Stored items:
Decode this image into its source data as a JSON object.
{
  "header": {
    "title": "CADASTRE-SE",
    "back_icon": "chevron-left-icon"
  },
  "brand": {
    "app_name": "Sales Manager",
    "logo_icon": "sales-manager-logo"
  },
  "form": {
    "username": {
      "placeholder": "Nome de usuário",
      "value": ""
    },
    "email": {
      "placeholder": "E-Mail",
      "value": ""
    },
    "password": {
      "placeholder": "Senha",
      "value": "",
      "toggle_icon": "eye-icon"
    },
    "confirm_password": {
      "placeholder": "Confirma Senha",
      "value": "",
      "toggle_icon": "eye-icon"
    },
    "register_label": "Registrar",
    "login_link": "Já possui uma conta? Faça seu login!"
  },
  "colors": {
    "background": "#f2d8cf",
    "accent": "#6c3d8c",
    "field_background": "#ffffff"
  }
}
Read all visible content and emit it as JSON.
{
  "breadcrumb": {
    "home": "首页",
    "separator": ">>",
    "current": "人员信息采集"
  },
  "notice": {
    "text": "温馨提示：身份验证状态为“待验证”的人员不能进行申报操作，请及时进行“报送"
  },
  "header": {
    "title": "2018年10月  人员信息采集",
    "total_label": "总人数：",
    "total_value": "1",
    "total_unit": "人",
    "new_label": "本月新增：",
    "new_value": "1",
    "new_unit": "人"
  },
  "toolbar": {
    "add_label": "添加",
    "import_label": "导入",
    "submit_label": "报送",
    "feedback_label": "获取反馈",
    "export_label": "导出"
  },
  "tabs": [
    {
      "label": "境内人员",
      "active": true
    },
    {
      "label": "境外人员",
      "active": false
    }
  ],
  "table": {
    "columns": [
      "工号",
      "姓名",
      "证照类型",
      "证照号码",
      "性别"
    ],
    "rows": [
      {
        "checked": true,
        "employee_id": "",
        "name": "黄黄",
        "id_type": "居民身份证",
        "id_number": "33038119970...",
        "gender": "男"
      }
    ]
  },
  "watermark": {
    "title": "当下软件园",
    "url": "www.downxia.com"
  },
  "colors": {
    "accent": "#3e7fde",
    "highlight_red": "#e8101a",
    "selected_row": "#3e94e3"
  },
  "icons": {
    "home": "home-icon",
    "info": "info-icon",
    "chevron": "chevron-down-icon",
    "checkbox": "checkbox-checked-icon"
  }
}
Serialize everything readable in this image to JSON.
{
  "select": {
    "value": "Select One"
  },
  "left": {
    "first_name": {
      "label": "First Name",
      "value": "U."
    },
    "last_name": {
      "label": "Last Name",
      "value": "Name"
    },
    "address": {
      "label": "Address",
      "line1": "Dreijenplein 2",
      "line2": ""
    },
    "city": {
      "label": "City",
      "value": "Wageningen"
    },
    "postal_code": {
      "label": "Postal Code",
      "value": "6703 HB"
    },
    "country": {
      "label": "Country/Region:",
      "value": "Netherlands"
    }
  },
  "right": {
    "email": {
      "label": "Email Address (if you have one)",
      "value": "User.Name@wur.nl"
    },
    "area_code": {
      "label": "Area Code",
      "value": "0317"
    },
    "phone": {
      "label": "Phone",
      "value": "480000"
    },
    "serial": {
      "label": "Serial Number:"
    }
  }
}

**TASK TO COMPLETE**
Every record above should be output exactly.

**EXPECTED ANSWER**
Decode this image into its source data as a JSON object.
{
  "header": {
    "title": "CADASTRE-SE",
    "back_icon": "chevron-left-icon"
  },
  "brand": {
    "app_name": "Sales Manager",
    "logo_icon": "sales-manager-logo"
  },
  "form": {
    "username": {
      "placeholder": "Nome de usuário",
      "value": ""
    },
    "email": {
      "placeholder": "E-Mail",
      "value": ""
    },
    "password": {
      "placeholder": "Senha",
      "value": "",
      "toggle_icon": "eye-icon"
    },
    "confirm_password": {
      "placeholder": "Confirma Senha",
      "value": "",
      "toggle_icon": "eye-icon"
    },
    "register_label": "Registrar",
    "login_link": "Já possui uma conta? Faça seu login!"
  },
  "colors": {
    "background": "#f2d8cf",
    "accent": "#6c3d8c",
    "field_background": "#ffffff"
  }
}
Read all visible content and emit it as JSON.
{
  "breadcrumb": {
    "home": "首页",
    "separator": ">>",
    "current": "人员信息采集"
  },
  "notice": {
    "text": "温馨提示：身份验证状态为“待验证”的人员不能进行申报操作，请及时进行“报送"
  },
  "header": {
    "title": "2018年10月  人员信息采集",
    "total_label": "总人数：",
    "total_value": "1",
    "total_unit": "人",
    "new_label": "本月新增：",
    "new_value": "1",
    "new_unit": "人"
  },
  "toolbar": {
    "add_label": "添加",
    "import_label": "导入",
    "submit_label": "报送",
    "feedback_label": "获取反馈",
    "export_label": "导出"
  },
  "tabs": [
    {
      "label": "境内人员",
      "active": true
    },
    {
      "label": "境外人员",
      "active": false
    }
  ],
  "table": {
    "columns": [
      "工号",
      "姓名",
      "证照类型",
      "证照号码",
      "性别"
    ],
    "rows": [
      {
        "checked": true,
        "employee_id": "",
        "name": "黄黄",
        "id_type": "居民身份证",
        "id_number": "33038119970...",
        "gender": "男"
      }
    ]
  },
  "watermark": {
    "title": "当下软件园",
    "url": "www.downxia.com"
  },
  "colors": {
    "accent": "#3e7fde",
    "highlight_red": "#e8101a",
    "selected_row": "#3e94e3"
  },
  "icons": {
    "home": "home-icon",
    "info": "info-icon",
    "chevron": "chevron-down-icon",
    "checkbox": "checkbox-checked-icon"
  }
}
Serialize everything readable in this image to JSON.
{
  "select": {
    "value": "Select One"
  },
  "left": {
    "first_name": {
      "label": "First Name",
      "value": "U."
    },
    "last_name": {
      "label": "Last Name",
      "value": "Name"
    },
    "address": {
      "label": "Address",
      "line1": "Dreijenplein 2",
      "line2": ""
    },
    "city": {
      "label": "City",
      "value": "Wageningen"
    },
    "postal_code": {
      "label": "Postal Code",
      "value": "6703 HB"
    },
    "country": {
      "label": "Country/Region:",
      "value": "Netherlands"
    }
  },
  "right": {
    "email": {
      "label": "Email Address (if you have one)",
      "value": "User.Name@wur.nl"
    },
    "area_code": {
      "label": "Area Code",
      "value": "0317"
    },
    "phone": {
      "label": "Phone",
      "value": "480000"
    },
    "serial": {
      "label": "Serial Number:"
    }
  }
}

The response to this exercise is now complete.